*Directive*: Pick out each line with the word "Субоптимальность" from the material that follows.

*Stored rows*:
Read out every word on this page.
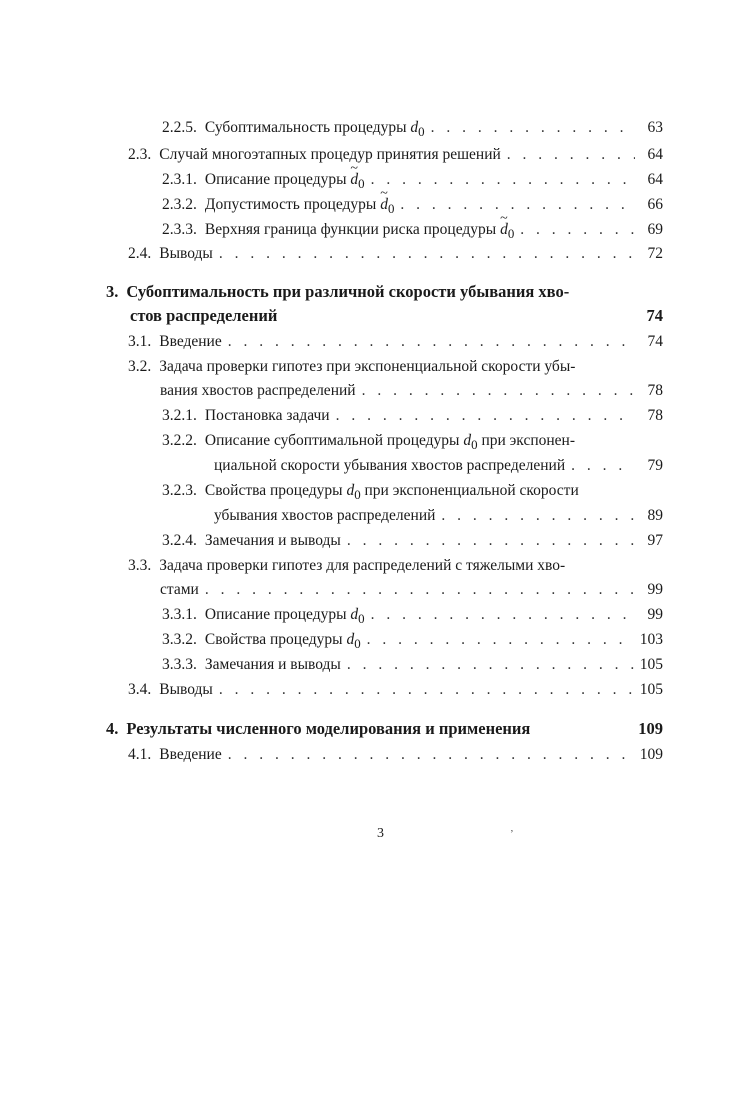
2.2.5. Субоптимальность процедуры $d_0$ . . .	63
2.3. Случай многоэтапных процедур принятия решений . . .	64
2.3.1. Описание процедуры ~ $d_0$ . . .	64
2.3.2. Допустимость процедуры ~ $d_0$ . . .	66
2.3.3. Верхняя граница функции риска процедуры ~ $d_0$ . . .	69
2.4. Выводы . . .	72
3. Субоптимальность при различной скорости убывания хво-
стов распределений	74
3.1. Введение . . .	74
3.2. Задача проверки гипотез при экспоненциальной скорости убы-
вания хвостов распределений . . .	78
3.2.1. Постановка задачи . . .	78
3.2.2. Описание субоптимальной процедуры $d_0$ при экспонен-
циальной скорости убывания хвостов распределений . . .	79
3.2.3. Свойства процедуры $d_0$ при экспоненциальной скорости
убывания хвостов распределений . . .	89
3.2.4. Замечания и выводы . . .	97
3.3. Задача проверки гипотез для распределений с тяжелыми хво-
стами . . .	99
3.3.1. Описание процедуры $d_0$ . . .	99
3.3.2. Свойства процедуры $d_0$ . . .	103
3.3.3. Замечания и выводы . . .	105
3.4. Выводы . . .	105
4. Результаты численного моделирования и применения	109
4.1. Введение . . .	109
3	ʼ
* * *
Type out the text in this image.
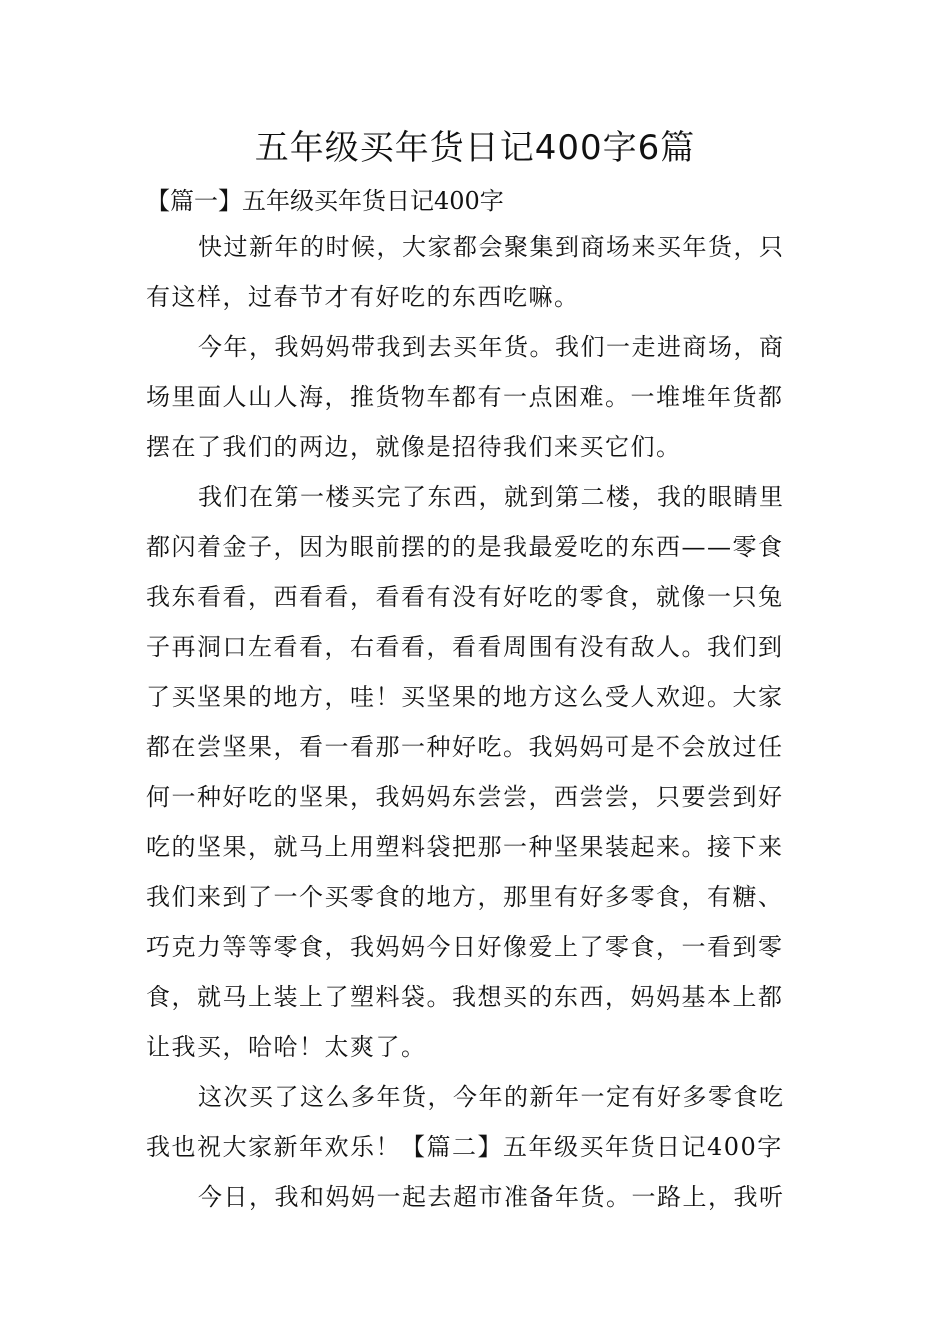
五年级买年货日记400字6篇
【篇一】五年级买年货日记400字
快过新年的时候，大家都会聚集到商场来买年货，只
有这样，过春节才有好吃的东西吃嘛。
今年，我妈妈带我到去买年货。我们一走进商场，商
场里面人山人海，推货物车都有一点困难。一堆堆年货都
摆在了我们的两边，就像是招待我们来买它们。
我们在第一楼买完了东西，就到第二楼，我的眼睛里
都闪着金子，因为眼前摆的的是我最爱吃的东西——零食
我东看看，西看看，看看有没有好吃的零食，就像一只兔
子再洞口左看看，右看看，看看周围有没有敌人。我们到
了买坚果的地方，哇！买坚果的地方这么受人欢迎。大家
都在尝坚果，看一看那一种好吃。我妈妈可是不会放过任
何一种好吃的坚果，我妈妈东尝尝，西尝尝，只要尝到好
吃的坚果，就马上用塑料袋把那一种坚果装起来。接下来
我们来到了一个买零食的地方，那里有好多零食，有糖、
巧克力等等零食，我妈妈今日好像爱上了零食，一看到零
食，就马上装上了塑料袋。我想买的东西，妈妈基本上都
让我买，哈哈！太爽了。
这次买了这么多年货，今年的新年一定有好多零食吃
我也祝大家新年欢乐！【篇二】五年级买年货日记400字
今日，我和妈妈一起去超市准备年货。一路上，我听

*Worked answer*:
2.2.5. Субоптимальность процедуры $d_0$ . . .	63
3. Субоптимальность при различной скорости убывания хво-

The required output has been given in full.